GOAL: Copy all the data exactly, except the pictures.
-- START RECORDS TO USE --
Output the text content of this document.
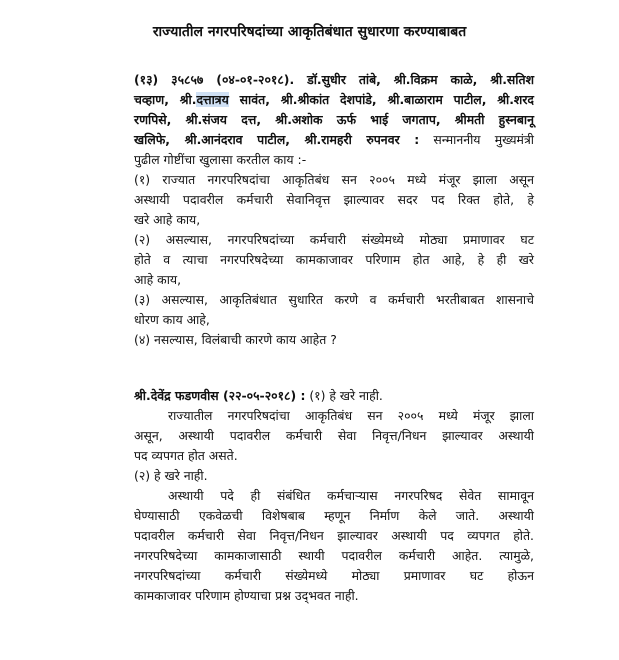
राज्यातील नगरपरिषदांच्या आकृतिबंधात सुधारणा करण्याबाबत

(१३) ३५८५७ (०४-०१-२०१८). डॉ.सुधीर तांबे, श्री.विक्रम काळे, श्री.सतिश

चव्हाण, श्री.दत्तात्रय सावंत, श्री.श्रीकांत देशपांडे, श्री.बाळाराम पाटील, श्री.शरद

रणपिसे, श्री.संजय दत्त, श्री.अशोक ऊर्फ भाई जगताप, श्रीमती हुस्नबानू

खलिफे, श्री.आनंदराव पाटील, श्री.रामहरी रुपनवर : सन्माननीय मुख्यमंत्री

पुढील गोष्टींचा खुलासा करतील काय :-

(१) राज्यात नगरपरिषदांचा आकृतिबंध सन २००५ मध्ये मंजूर झाला असून

अस्थायी पदावरील कर्मचारी सेवानिवृत्त झाल्यावर सदर पद रिक्त होते, हे

खरे आहे काय,

(२) असल्यास, नगरपरिषदांच्या कर्मचारी संख्येमध्ये मोठ्या प्रमाणावर घट

होते व त्याचा नगरपरिषदेच्या कामकाजावर परिणाम होत आहे, हे ही खरे

आहे काय,

(३) असल्यास, आकृतिबंधात सुधारित करणे व कर्मचारी भरतीबाबत शासनाचे

धोरण काय आहे,

(४) नसल्यास, विलंबाची कारणे काय आहेत ?

श्री.देवेंद्र फडणवीस (२२-०५-२०१८) : (१) हे खरे नाही.

राज्यातील नगरपरिषदांचा आकृतिबंध सन २००५ मध्ये मंजूर झाला

असून, अस्थायी पदावरील कर्मचारी सेवा निवृत्त/निधन झाल्यावर अस्थायी

पद व्यपगत होत असते.

(२) हे खरे नाही.

अस्थायी पदे ही संबंधित कर्मचाऱ्यास नगरपरिषद सेवेत सामावून

घेण्यासाठी एकवेळची विशेषबाब म्हणून निर्माण केले जाते. अस्थायी

पदावरील कर्मचारी सेवा निवृत्त/निधन झाल्यावर अस्थायी पद व्यपगत होते.

नगरपरिषदेच्या कामकाजासाठी स्थायी पदावरील कर्मचारी आहेत. त्यामुळे,

नगरपरिषदांच्या कर्मचारी संख्येमध्ये मोठ्या प्रमाणावर घट होऊन

कामकाजावर परिणाम होण्याचा प्रश्न उद्‌भवत नाही.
-- END RECORDS TO USE --
FINISHED TASK:
Output the text content of this document.
राज्यातील नगरपरिषदांच्या आकृतिबंधात सुधारणा करण्याबाबत

(१३) ३५८५७ (०४-०१-२०१८). डॉ.सुधीर तांबे, श्री.विक्रम काळे, श्री.सतिश

चव्हाण, श्री.दत्तात्रय सावंत, श्री.श्रीकांत देशपांडे, श्री.बाळाराम पाटील, श्री.शरद

रणपिसे, श्री.संजय दत्त, श्री.अशोक ऊर्फ भाई जगताप, श्रीमती हुस्नबानू

खलिफे, श्री.आनंदराव पाटील, श्री.रामहरी रुपनवर : सन्माननीय मुख्यमंत्री

पुढील गोष्टींचा खुलासा करतील काय :-

(१) राज्यात नगरपरिषदांचा आकृतिबंध सन २००५ मध्ये मंजूर झाला असून

अस्थायी पदावरील कर्मचारी सेवानिवृत्त झाल्यावर सदर पद रिक्त होते, हे

खरे आहे काय,

(२) असल्यास, नगरपरिषदांच्या कर्मचारी संख्येमध्ये मोठ्या प्रमाणावर घट

होते व त्याचा नगरपरिषदेच्या कामकाजावर परिणाम होत आहे, हे ही खरे

आहे काय,

(३) असल्यास, आकृतिबंधात सुधारित करणे व कर्मचारी भरतीबाबत शासनाचे

धोरण काय आहे,

(४) नसल्यास, विलंबाची कारणे काय आहेत ?

श्री.देवेंद्र फडणवीस (२२-०५-२०१८) : (१) हे खरे नाही.

राज्यातील नगरपरिषदांचा आकृतिबंध सन २००५ मध्ये मंजूर झाला

असून, अस्थायी पदावरील कर्मचारी सेवा निवृत्त/निधन झाल्यावर अस्थायी

पद व्यपगत होत असते.

(२) हे खरे नाही.

अस्थायी पदे ही संबंधित कर्मचाऱ्यास नगरपरिषद सेवेत सामावून

घेण्यासाठी एकवेळची विशेषबाब म्हणून निर्माण केले जाते. अस्थायी

पदावरील कर्मचारी सेवा निवृत्त/निधन झाल्यावर अस्थायी पद व्यपगत होते.

नगरपरिषदेच्या कामकाजासाठी स्थायी पदावरील कर्मचारी आहेत. त्यामुळे,

नगरपरिषदांच्या कर्मचारी संख्येमध्ये मोठ्या प्रमाणावर घट होऊन

कामकाजावर परिणाम होण्याचा प्रश्न उद्‌भवत नाही.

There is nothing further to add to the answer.